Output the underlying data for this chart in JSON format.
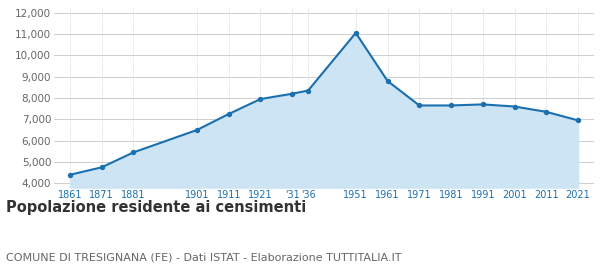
{
  "years": [
    1861,
    1871,
    1881,
    1901,
    1911,
    1921,
    1931,
    1936,
    1951,
    1961,
    1971,
    1981,
    1991,
    2001,
    2011,
    2021
  ],
  "x_labels": [
    "1861",
    "1871",
    "1881",
    "1901",
    "1911",
    "1921",
    "'31",
    "'36",
    "1951",
    "1961",
    "1971",
    "1981",
    "1991",
    "2001",
    "2011",
    "2021"
  ],
  "population": [
    4400,
    4750,
    5450,
    6500,
    7250,
    7950,
    8200,
    8350,
    11050,
    8800,
    7650,
    7650,
    7700,
    7600,
    7350,
    6950
  ],
  "line_color": "#1a6faf",
  "fill_color": "#cde4f5",
  "marker_color": "#1a6faf",
  "bg_color": "#ffffff",
  "grid_color_h": "#c8c8c8",
  "grid_color_v": "#c8c8c8",
  "ylim": [
    3800,
    12200
  ],
  "yticks": [
    4000,
    5000,
    6000,
    7000,
    8000,
    9000,
    10000,
    11000,
    12000
  ],
  "title": "Popolazione residente ai censimenti",
  "subtitle": "COMUNE DI TRESIGNANA (FE) - Dati ISTAT - Elaborazione TUTTITALIA.IT",
  "title_fontsize": 10.5,
  "subtitle_fontsize": 8.0
}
════════════════════
▸ What needs to be done:
Leave out all pictures, then copy the remaining material exactly.

▸ Exercise response:
Output the underlying data for this chart in JSON format.
{
  "years": [
    1861,
    1871,
    1881,
    1901,
    1911,
    1921,
    1931,
    1936,
    1951,
    1961,
    1971,
    1981,
    1991,
    2001,
    2011,
    2021
  ],
  "x_labels": [
    "1861",
    "1871",
    "1881",
    "1901",
    "1911",
    "1921",
    "'31",
    "'36",
    "1951",
    "1961",
    "1971",
    "1981",
    "1991",
    "2001",
    "2011",
    "2021"
  ],
  "population": [
    4400,
    4750,
    5450,
    6500,
    7250,
    7950,
    8200,
    8350,
    11050,
    8800,
    7650,
    7650,
    7700,
    7600,
    7350,
    6950
  ],
  "line_color": "#1a6faf",
  "fill_color": "#cde4f5",
  "marker_color": "#1a6faf",
  "bg_color": "#ffffff",
  "grid_color_h": "#c8c8c8",
  "grid_color_v": "#c8c8c8",
  "ylim": [
    3800,
    12200
  ],
  "yticks": [
    4000,
    5000,
    6000,
    7000,
    8000,
    9000,
    10000,
    11000,
    12000
  ],
  "title": "Popolazione residente ai censimenti",
  "subtitle": "COMUNE DI TRESIGNANA (FE) - Dati ISTAT - Elaborazione TUTTITALIA.IT",
  "title_fontsize": 10.5,
  "subtitle_fontsize": 8.0
}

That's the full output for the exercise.